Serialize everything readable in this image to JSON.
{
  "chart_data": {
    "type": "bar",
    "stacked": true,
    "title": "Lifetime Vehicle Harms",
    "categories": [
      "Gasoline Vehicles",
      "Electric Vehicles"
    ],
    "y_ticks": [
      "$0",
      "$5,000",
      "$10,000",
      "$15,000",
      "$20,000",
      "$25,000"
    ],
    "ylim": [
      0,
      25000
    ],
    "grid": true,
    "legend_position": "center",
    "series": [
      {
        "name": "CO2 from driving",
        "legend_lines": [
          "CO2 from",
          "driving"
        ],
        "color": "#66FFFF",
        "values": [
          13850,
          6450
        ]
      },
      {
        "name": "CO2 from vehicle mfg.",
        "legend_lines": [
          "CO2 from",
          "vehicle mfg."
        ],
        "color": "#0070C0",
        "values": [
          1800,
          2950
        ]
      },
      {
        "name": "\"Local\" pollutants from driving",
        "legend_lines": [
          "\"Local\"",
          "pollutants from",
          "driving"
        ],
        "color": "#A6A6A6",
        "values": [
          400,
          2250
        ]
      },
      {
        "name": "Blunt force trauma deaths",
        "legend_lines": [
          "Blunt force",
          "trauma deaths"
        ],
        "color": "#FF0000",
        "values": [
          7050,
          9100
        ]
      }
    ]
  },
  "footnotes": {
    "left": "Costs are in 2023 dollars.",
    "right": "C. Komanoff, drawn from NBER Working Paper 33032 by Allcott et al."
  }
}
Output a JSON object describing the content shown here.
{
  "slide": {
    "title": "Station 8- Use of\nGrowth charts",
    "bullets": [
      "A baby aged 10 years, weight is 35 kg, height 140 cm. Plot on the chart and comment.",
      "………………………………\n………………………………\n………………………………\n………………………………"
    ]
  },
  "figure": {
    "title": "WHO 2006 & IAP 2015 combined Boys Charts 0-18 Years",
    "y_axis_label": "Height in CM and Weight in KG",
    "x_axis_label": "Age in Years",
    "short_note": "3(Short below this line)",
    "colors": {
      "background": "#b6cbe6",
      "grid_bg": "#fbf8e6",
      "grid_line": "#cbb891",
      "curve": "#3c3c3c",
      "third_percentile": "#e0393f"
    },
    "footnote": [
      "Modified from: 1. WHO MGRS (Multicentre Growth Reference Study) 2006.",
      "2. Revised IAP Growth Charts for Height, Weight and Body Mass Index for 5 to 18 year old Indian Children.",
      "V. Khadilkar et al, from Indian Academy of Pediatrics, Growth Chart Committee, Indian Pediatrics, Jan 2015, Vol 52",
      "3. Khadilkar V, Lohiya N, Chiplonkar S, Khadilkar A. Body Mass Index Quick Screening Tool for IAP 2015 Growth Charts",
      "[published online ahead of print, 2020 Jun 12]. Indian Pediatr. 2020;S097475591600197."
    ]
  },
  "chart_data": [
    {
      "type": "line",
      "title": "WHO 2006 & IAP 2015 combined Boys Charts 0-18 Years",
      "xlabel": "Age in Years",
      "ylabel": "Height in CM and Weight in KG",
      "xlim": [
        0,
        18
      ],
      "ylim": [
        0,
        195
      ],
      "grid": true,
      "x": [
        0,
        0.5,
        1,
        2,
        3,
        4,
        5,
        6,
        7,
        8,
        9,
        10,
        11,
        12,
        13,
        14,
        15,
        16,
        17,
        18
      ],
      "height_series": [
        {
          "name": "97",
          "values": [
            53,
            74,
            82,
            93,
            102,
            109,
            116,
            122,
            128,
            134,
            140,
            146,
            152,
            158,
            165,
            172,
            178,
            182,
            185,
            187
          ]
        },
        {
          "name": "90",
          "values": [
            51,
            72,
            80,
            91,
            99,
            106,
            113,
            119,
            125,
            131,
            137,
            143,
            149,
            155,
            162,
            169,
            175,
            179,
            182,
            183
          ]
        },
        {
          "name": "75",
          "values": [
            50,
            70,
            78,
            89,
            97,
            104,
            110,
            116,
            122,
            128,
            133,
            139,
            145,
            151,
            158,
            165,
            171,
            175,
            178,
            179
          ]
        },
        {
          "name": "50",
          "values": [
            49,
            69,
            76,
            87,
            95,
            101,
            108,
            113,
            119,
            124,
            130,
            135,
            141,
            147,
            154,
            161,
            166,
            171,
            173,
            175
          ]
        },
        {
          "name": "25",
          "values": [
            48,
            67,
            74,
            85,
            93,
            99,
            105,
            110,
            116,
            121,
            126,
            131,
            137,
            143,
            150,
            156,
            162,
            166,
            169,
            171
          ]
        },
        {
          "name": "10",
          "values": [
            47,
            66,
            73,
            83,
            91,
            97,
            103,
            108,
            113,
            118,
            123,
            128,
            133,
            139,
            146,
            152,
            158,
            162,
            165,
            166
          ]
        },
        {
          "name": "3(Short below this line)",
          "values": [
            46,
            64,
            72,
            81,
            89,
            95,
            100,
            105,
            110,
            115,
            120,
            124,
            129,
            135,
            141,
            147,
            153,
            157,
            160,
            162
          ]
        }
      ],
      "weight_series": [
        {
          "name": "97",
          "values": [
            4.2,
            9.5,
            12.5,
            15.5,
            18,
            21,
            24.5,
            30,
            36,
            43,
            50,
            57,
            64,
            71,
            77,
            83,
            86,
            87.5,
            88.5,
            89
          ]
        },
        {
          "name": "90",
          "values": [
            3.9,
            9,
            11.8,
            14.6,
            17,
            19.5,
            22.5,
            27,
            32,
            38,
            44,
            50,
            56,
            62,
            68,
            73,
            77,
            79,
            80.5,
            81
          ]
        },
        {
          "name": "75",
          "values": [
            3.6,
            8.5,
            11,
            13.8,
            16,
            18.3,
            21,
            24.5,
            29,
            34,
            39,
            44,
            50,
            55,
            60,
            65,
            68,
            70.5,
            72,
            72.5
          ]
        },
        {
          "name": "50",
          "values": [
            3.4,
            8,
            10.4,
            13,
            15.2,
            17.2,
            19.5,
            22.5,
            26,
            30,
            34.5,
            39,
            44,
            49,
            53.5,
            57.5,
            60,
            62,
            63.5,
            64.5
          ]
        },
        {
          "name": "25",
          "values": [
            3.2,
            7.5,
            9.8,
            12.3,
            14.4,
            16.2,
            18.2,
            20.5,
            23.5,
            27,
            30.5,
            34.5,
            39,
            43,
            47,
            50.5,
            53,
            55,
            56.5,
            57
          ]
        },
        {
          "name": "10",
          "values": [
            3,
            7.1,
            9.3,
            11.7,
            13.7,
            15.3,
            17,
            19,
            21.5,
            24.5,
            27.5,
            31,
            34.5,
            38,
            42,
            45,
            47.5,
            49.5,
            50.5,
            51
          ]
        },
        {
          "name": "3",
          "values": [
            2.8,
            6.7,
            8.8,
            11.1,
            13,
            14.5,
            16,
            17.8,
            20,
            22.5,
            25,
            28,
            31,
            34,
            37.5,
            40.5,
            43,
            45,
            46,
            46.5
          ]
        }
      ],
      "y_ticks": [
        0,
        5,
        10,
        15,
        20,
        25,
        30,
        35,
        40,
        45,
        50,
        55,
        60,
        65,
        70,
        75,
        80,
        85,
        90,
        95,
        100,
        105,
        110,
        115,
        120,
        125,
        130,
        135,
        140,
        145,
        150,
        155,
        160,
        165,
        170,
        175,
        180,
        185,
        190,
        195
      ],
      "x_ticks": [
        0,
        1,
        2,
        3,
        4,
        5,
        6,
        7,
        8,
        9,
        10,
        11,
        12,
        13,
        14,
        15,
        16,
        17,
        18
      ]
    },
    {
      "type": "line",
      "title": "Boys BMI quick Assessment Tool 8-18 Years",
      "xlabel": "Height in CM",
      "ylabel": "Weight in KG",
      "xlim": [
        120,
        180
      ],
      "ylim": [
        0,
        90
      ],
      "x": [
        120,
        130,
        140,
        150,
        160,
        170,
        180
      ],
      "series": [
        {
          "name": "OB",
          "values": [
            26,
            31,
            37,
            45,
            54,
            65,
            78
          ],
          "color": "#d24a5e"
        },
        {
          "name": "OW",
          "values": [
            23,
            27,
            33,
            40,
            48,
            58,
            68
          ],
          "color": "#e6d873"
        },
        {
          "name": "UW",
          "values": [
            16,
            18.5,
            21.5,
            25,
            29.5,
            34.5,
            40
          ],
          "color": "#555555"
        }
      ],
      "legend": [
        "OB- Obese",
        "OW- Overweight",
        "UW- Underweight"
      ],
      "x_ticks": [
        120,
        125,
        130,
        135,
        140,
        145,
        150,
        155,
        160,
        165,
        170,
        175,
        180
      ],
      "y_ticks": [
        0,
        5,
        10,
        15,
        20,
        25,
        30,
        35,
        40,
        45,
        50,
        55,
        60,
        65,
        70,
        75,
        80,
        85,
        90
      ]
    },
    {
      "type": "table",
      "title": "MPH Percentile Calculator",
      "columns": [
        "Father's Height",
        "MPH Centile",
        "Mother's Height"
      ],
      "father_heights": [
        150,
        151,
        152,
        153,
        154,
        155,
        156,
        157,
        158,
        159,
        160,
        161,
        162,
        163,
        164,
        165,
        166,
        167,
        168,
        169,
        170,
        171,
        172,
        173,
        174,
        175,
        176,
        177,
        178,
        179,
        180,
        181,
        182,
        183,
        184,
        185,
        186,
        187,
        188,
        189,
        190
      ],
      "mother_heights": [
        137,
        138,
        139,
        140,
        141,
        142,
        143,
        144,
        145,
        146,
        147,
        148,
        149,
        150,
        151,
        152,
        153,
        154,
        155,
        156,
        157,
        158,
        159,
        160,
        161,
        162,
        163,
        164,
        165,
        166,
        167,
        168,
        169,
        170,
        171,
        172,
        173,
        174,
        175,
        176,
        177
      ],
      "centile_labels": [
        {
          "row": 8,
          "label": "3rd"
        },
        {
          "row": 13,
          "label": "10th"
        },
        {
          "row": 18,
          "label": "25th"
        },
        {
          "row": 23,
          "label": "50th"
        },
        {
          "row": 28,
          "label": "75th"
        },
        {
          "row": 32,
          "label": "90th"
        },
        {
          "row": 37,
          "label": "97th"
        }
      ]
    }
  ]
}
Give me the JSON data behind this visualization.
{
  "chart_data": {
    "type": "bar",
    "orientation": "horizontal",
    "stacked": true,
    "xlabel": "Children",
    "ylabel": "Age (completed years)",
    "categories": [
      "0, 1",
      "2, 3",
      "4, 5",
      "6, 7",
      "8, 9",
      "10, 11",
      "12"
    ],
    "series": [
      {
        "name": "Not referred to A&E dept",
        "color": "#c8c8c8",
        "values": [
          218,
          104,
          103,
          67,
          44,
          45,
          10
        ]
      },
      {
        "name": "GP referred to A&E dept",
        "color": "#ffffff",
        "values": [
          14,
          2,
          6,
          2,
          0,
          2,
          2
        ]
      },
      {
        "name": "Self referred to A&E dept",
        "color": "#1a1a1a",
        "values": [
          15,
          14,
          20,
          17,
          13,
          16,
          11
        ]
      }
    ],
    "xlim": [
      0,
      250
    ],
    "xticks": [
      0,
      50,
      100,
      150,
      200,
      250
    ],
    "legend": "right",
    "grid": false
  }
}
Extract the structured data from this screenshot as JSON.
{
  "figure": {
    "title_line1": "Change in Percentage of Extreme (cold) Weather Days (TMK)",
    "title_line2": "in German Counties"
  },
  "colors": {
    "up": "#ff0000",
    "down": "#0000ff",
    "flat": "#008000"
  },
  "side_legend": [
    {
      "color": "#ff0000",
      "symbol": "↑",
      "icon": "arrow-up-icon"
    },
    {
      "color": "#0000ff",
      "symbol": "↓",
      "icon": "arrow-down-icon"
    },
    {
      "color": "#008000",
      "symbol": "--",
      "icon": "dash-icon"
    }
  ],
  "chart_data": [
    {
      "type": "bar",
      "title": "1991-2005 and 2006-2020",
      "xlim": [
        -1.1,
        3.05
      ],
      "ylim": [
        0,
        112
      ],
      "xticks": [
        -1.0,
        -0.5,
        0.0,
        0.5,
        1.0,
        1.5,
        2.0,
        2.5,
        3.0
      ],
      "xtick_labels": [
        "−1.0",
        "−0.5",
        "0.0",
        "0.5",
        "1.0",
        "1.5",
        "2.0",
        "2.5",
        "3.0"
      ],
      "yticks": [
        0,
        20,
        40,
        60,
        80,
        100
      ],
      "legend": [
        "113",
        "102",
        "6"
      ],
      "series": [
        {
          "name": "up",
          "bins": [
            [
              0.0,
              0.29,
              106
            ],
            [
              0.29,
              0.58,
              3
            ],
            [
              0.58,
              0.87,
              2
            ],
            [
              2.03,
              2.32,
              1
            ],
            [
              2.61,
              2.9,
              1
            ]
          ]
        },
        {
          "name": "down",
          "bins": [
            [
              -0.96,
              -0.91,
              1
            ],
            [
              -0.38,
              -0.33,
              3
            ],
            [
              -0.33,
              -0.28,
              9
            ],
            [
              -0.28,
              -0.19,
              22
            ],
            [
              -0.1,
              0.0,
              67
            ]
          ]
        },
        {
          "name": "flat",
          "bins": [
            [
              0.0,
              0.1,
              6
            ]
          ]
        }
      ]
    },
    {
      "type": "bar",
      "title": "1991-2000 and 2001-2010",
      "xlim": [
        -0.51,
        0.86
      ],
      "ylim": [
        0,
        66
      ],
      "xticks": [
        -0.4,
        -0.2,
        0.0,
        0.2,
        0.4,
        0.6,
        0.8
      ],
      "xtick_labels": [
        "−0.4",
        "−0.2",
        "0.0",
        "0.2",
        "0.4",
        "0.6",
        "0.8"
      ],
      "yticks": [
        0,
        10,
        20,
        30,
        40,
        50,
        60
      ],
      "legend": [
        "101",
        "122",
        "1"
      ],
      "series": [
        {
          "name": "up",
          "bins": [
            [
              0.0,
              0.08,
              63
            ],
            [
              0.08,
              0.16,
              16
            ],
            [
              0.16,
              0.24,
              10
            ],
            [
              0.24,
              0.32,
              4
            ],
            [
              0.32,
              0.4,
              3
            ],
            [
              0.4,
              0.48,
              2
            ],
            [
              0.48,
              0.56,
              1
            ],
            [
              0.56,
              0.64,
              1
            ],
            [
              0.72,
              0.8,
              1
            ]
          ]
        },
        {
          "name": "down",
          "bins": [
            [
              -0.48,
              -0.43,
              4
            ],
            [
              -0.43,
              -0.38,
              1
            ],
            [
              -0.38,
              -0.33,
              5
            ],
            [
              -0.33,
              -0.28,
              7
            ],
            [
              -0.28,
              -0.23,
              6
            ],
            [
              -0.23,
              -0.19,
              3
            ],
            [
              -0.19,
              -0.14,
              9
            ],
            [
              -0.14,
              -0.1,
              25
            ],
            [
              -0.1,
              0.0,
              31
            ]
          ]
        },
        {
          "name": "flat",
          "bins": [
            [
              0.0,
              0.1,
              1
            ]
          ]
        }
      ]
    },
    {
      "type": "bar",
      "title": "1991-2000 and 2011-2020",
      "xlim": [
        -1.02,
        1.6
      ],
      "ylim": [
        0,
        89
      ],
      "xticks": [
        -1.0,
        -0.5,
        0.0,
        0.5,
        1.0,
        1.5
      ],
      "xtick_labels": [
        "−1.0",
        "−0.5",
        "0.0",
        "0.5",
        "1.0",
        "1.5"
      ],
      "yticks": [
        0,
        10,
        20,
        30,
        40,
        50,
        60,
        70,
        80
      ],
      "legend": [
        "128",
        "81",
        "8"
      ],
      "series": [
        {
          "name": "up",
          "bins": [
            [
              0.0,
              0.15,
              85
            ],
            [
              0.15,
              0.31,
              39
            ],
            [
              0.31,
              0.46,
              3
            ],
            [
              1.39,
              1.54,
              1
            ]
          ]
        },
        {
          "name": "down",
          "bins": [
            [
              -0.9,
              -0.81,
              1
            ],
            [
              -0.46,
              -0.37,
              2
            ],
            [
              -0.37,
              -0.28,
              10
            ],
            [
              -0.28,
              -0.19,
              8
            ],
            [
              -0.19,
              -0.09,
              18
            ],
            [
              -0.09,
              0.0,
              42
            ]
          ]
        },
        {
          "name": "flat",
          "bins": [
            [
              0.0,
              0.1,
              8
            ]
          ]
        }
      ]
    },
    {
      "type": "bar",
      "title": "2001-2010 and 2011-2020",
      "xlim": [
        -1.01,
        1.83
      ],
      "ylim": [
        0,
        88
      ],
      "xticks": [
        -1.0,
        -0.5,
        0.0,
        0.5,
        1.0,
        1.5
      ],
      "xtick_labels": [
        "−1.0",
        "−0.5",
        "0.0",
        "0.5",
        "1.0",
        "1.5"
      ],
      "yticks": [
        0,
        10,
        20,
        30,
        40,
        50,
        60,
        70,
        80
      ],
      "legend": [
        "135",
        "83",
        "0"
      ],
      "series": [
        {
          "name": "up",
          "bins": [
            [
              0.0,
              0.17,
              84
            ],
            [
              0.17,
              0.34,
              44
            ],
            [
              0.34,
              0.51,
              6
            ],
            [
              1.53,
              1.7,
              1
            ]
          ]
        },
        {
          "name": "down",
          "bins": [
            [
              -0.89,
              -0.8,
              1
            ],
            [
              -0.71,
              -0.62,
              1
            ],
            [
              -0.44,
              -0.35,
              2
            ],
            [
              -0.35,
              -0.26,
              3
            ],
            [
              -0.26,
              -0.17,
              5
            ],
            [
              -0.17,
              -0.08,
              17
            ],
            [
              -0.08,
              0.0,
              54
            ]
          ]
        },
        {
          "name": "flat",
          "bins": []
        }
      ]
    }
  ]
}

*WRITTEN INSTRUCTION*: Where a line contains "Body", copy that line.

*FULL ANSWER*:
      "2. Revised IAP Growth Charts for Height, Weight and Body Mass Index for 5 to 18 year old Indian Children.",
      "3. Khadilkar V, Lohiya N, Chiplonkar S, Khadilkar A. Body Mass Index Quick Screening Tool for IAP 2015 Growth Charts",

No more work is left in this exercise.